**Exercise objective**
Reproduce the listing below without any change.

**Records for processing**
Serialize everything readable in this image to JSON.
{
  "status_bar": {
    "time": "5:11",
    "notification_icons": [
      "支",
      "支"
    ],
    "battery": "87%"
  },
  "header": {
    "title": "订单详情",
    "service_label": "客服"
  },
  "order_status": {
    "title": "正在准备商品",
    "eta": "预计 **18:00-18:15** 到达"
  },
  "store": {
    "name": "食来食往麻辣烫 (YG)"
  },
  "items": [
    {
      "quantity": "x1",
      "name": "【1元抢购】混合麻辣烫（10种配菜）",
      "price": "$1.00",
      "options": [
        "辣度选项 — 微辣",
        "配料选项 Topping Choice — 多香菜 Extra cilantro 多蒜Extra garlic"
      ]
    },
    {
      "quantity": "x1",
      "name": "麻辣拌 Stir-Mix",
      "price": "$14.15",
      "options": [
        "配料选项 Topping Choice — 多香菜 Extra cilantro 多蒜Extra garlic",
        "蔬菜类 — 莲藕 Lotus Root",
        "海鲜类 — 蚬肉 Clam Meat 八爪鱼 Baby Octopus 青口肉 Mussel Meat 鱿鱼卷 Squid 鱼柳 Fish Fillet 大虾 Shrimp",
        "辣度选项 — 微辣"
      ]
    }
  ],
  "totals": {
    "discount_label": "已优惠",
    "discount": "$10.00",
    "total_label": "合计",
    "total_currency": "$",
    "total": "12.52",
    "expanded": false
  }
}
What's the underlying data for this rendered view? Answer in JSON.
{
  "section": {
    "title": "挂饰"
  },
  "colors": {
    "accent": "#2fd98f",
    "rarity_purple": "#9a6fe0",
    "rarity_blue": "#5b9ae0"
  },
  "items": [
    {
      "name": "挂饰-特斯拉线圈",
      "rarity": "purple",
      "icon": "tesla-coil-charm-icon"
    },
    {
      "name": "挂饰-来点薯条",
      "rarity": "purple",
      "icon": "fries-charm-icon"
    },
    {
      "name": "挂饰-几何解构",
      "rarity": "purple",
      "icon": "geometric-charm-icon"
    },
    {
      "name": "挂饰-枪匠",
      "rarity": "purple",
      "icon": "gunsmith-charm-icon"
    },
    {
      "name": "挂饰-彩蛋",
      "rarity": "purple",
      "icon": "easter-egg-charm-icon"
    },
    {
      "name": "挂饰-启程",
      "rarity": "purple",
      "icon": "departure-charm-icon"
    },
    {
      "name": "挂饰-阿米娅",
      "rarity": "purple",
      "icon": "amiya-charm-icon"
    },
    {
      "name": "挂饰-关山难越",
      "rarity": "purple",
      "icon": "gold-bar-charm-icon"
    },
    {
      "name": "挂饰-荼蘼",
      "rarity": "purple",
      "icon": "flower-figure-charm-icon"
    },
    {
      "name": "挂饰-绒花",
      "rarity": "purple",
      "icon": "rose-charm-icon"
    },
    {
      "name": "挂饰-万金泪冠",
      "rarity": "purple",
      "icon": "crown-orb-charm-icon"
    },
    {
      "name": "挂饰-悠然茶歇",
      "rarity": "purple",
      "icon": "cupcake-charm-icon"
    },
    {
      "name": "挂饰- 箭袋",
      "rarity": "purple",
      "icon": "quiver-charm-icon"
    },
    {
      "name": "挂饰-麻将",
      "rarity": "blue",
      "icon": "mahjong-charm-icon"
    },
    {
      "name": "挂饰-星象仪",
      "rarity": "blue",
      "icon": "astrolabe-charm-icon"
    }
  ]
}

**Written response**
Serialize everything readable in this image to JSON.
{
  "status_bar": {
    "time": "5:11",
    "notification_icons": [
      "支",
      "支"
    ],
    "battery": "87%"
  },
  "header": {
    "title": "订单详情",
    "service_label": "客服"
  },
  "order_status": {
    "title": "正在准备商品",
    "eta": "预计 **18:00-18:15** 到达"
  },
  "store": {
    "name": "食来食往麻辣烫 (YG)"
  },
  "items": [
    {
      "quantity": "x1",
      "name": "【1元抢购】混合麻辣烫（10种配菜）",
      "price": "$1.00",
      "options": [
        "辣度选项 — 微辣",
        "配料选项 Topping Choice — 多香菜 Extra cilantro 多蒜Extra garlic"
      ]
    },
    {
      "quantity": "x1",
      "name": "麻辣拌 Stir-Mix",
      "price": "$14.15",
      "options": [
        "配料选项 Topping Choice — 多香菜 Extra cilantro 多蒜Extra garlic",
        "蔬菜类 — 莲藕 Lotus Root",
        "海鲜类 — 蚬肉 Clam Meat 八爪鱼 Baby Octopus 青口肉 Mussel Meat 鱿鱼卷 Squid 鱼柳 Fish Fillet 大虾 Shrimp",
        "辣度选项 — 微辣"
      ]
    }
  ],
  "totals": {
    "discount_label": "已优惠",
    "discount": "$10.00",
    "total_label": "合计",
    "total_currency": "$",
    "total": "12.52",
    "expanded": false
  }
}
What's the underlying data for this rendered view? Answer in JSON.
{
  "section": {
    "title": "挂饰"
  },
  "colors": {
    "accent": "#2fd98f",
    "rarity_purple": "#9a6fe0",
    "rarity_blue": "#5b9ae0"
  },
  "items": [
    {
      "name": "挂饰-特斯拉线圈",
      "rarity": "purple",
      "icon": "tesla-coil-charm-icon"
    },
    {
      "name": "挂饰-来点薯条",
      "rarity": "purple",
      "icon": "fries-charm-icon"
    },
    {
      "name": "挂饰-几何解构",
      "rarity": "purple",
      "icon": "geometric-charm-icon"
    },
    {
      "name": "挂饰-枪匠",
      "rarity": "purple",
      "icon": "gunsmith-charm-icon"
    },
    {
      "name": "挂饰-彩蛋",
      "rarity": "purple",
      "icon": "easter-egg-charm-icon"
    },
    {
      "name": "挂饰-启程",
      "rarity": "purple",
      "icon": "departure-charm-icon"
    },
    {
      "name": "挂饰-阿米娅",
      "rarity": "purple",
      "icon": "amiya-charm-icon"
    },
    {
      "name": "挂饰-关山难越",
      "rarity": "purple",
      "icon": "gold-bar-charm-icon"
    },
    {
      "name": "挂饰-荼蘼",
      "rarity": "purple",
      "icon": "flower-figure-charm-icon"
    },
    {
      "name": "挂饰-绒花",
      "rarity": "purple",
      "icon": "rose-charm-icon"
    },
    {
      "name": "挂饰-万金泪冠",
      "rarity": "purple",
      "icon": "crown-orb-charm-icon"
    },
    {
      "name": "挂饰-悠然茶歇",
      "rarity": "purple",
      "icon": "cupcake-charm-icon"
    },
    {
      "name": "挂饰- 箭袋",
      "rarity": "purple",
      "icon": "quiver-charm-icon"
    },
    {
      "name": "挂饰-麻将",
      "rarity": "blue",
      "icon": "mahjong-charm-icon"
    },
    {
      "name": "挂饰-星象仪",
      "rarity": "blue",
      "icon": "astrolabe-charm-icon"
    }
  ]
}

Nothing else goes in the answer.